RECORD EXTRACTS.

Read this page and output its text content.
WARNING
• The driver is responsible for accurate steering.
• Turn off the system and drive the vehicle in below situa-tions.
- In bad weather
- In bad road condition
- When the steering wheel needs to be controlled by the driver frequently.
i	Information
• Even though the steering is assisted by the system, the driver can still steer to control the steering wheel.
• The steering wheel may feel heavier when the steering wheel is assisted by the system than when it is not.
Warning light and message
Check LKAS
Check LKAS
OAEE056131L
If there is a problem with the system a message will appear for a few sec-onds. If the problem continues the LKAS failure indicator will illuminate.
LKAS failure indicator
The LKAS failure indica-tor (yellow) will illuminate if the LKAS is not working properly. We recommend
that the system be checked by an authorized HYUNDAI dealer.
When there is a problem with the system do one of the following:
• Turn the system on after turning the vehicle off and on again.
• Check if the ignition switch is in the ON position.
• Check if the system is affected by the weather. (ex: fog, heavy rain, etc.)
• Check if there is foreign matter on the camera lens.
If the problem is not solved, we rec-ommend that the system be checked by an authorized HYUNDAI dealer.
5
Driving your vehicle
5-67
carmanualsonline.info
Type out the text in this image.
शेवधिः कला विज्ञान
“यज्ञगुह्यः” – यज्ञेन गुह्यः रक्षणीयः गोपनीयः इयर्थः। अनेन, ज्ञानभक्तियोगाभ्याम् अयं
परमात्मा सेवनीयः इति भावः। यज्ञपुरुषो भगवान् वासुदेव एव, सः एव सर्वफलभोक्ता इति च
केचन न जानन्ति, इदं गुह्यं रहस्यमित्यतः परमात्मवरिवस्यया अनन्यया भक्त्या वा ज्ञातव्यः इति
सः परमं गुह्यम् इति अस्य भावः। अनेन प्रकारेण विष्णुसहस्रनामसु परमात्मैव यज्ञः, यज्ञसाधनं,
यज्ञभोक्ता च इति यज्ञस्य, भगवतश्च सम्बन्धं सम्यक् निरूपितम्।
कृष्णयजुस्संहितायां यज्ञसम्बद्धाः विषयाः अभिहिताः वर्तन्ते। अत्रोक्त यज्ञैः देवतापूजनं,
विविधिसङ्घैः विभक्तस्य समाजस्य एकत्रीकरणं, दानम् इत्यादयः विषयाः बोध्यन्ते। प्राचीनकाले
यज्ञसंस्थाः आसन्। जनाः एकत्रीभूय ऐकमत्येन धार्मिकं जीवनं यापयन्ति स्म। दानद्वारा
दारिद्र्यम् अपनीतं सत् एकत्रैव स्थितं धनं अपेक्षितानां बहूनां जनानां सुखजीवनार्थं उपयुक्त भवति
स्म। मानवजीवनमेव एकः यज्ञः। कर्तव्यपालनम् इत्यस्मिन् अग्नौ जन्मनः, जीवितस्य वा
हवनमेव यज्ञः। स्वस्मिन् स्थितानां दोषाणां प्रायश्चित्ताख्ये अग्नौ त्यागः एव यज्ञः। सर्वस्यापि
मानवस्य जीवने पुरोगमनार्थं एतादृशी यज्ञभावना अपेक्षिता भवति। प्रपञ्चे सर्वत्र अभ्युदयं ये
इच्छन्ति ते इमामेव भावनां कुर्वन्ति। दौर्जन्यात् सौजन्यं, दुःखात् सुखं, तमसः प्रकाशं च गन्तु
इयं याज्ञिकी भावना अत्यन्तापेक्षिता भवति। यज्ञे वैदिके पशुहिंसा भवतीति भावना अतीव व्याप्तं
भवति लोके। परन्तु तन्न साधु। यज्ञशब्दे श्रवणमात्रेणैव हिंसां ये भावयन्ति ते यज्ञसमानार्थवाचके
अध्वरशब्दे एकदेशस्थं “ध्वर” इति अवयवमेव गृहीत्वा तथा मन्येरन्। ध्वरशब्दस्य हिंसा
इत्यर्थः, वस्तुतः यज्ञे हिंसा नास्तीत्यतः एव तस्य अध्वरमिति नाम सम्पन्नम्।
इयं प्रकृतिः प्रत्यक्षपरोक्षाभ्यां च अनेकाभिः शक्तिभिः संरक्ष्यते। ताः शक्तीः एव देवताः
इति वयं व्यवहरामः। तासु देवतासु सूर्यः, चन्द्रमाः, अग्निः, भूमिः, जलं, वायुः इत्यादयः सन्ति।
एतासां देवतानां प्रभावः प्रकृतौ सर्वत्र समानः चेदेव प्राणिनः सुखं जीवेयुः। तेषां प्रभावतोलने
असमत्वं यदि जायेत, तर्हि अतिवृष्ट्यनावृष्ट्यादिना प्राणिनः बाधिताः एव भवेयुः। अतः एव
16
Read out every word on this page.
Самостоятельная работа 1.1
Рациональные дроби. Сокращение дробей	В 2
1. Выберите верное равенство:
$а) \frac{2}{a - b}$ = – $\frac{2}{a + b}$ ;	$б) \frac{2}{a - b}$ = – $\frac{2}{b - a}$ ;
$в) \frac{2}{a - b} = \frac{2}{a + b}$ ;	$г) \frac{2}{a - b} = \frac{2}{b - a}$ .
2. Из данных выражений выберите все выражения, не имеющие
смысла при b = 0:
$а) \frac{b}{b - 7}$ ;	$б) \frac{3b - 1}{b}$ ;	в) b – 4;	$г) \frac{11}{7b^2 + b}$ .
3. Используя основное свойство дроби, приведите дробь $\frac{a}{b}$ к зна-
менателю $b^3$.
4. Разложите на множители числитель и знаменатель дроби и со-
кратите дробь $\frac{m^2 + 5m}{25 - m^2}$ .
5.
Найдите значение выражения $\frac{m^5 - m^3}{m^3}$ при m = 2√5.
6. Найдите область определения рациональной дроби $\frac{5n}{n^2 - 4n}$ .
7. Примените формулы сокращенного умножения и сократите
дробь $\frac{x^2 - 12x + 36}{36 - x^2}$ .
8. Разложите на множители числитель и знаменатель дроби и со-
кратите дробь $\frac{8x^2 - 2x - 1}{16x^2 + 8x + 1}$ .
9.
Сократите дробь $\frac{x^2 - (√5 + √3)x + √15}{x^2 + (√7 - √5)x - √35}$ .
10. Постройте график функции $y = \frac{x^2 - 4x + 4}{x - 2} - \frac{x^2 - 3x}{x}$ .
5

WRITTEN REQUEST.
Copy every line of the material, please, keeping it exactly the same.

SOLUTION TO THIS TASK.
Read this page and output its text content.
WARNING
• The driver is responsible for accurate steering.
• Turn off the system and drive the vehicle in below situa-tions.
- In bad weather
- In bad road condition
- When the steering wheel needs to be controlled by the driver frequently.
i	Information
• Even though the steering is assisted by the system, the driver can still steer to control the steering wheel.
• The steering wheel may feel heavier when the steering wheel is assisted by the system than when it is not.
Warning light and message
Check LKAS
Check LKAS
OAEE056131L
If there is a problem with the system a message will appear for a few sec-onds. If the problem continues the LKAS failure indicator will illuminate.
LKAS failure indicator
The LKAS failure indica-tor (yellow) will illuminate if the LKAS is not working properly. We recommend
that the system be checked by an authorized HYUNDAI dealer.
When there is a problem with the system do one of the following:
• Turn the system on after turning the vehicle off and on again.
• Check if the ignition switch is in the ON position.
• Check if the system is affected by the weather. (ex: fog, heavy rain, etc.)
• Check if there is foreign matter on the camera lens.
If the problem is not solved, we rec-ommend that the system be checked by an authorized HYUNDAI dealer.
5
Driving your vehicle
5-67
carmanualsonline.info
Type out the text in this image.
शेवधिः कला विज्ञान
“यज्ञगुह्यः” – यज्ञेन गुह्यः रक्षणीयः गोपनीयः इयर्थः। अनेन, ज्ञानभक्तियोगाभ्याम् अयं
परमात्मा सेवनीयः इति भावः। यज्ञपुरुषो भगवान् वासुदेव एव, सः एव सर्वफलभोक्ता इति च
केचन न जानन्ति, इदं गुह्यं रहस्यमित्यतः परमात्मवरिवस्यया अनन्यया भक्त्या वा ज्ञातव्यः इति
सः परमं गुह्यम् इति अस्य भावः। अनेन प्रकारेण विष्णुसहस्रनामसु परमात्मैव यज्ञः, यज्ञसाधनं,
यज्ञभोक्ता च इति यज्ञस्य, भगवतश्च सम्बन्धं सम्यक् निरूपितम्।
कृष्णयजुस्संहितायां यज्ञसम्बद्धाः विषयाः अभिहिताः वर्तन्ते। अत्रोक्त यज्ञैः देवतापूजनं,
विविधिसङ्घैः विभक्तस्य समाजस्य एकत्रीकरणं, दानम् इत्यादयः विषयाः बोध्यन्ते। प्राचीनकाले
यज्ञसंस्थाः आसन्। जनाः एकत्रीभूय ऐकमत्येन धार्मिकं जीवनं यापयन्ति स्म। दानद्वारा
दारिद्र्यम् अपनीतं सत् एकत्रैव स्थितं धनं अपेक्षितानां बहूनां जनानां सुखजीवनार्थं उपयुक्त भवति
स्म। मानवजीवनमेव एकः यज्ञः। कर्तव्यपालनम् इत्यस्मिन् अग्नौ जन्मनः, जीवितस्य वा
हवनमेव यज्ञः। स्वस्मिन् स्थितानां दोषाणां प्रायश्चित्ताख्ये अग्नौ त्यागः एव यज्ञः। सर्वस्यापि
मानवस्य जीवने पुरोगमनार्थं एतादृशी यज्ञभावना अपेक्षिता भवति। प्रपञ्चे सर्वत्र अभ्युदयं ये
इच्छन्ति ते इमामेव भावनां कुर्वन्ति। दौर्जन्यात् सौजन्यं, दुःखात् सुखं, तमसः प्रकाशं च गन्तु
इयं याज्ञिकी भावना अत्यन्तापेक्षिता भवति। यज्ञे वैदिके पशुहिंसा भवतीति भावना अतीव व्याप्तं
भवति लोके। परन्तु तन्न साधु। यज्ञशब्दे श्रवणमात्रेणैव हिंसां ये भावयन्ति ते यज्ञसमानार्थवाचके
अध्वरशब्दे एकदेशस्थं “ध्वर” इति अवयवमेव गृहीत्वा तथा मन्येरन्। ध्वरशब्दस्य हिंसा
इत्यर्थः, वस्तुतः यज्ञे हिंसा नास्तीत्यतः एव तस्य अध्वरमिति नाम सम्पन्नम्।
इयं प्रकृतिः प्रत्यक्षपरोक्षाभ्यां च अनेकाभिः शक्तिभिः संरक्ष्यते। ताः शक्तीः एव देवताः
इति वयं व्यवहरामः। तासु देवतासु सूर्यः, चन्द्रमाः, अग्निः, भूमिः, जलं, वायुः इत्यादयः सन्ति।
एतासां देवतानां प्रभावः प्रकृतौ सर्वत्र समानः चेदेव प्राणिनः सुखं जीवेयुः। तेषां प्रभावतोलने
असमत्वं यदि जायेत, तर्हि अतिवृष्ट्यनावृष्ट्यादिना प्राणिनः बाधिताः एव भवेयुः। अतः एव
16
Read out every word on this page.
Самостоятельная работа 1.1
Рациональные дроби. Сокращение дробей	В 2
1. Выберите верное равенство:
$а) \frac{2}{a - b}$ = – $\frac{2}{a + b}$ ;	$б) \frac{2}{a - b}$ = – $\frac{2}{b - a}$ ;
$в) \frac{2}{a - b} = \frac{2}{a + b}$ ;	$г) \frac{2}{a - b} = \frac{2}{b - a}$ .
2. Из данных выражений выберите все выражения, не имеющие
смысла при b = 0:
$а) \frac{b}{b - 7}$ ;	$б) \frac{3b - 1}{b}$ ;	в) b – 4;	$г) \frac{11}{7b^2 + b}$ .
3. Используя основное свойство дроби, приведите дробь $\frac{a}{b}$ к зна-
менателю $b^3$.
4. Разложите на множители числитель и знаменатель дроби и со-
кратите дробь $\frac{m^2 + 5m}{25 - m^2}$ .
5.
Найдите значение выражения $\frac{m^5 - m^3}{m^3}$ при m = 2√5.
6. Найдите область определения рациональной дроби $\frac{5n}{n^2 - 4n}$ .
7. Примените формулы сокращенного умножения и сократите
дробь $\frac{x^2 - 12x + 36}{36 - x^2}$ .
8. Разложите на множители числитель и знаменатель дроби и со-
кратите дробь $\frac{8x^2 - 2x - 1}{16x^2 + 8x + 1}$ .
9.
Сократите дробь $\frac{x^2 - (√5 + √3)x + √15}{x^2 + (√7 - √5)x - √35}$ .
10. Постройте график функции $y = \frac{x^2 - 4x + 4}{x - 2} - \frac{x^2 - 3x}{x}$ .
5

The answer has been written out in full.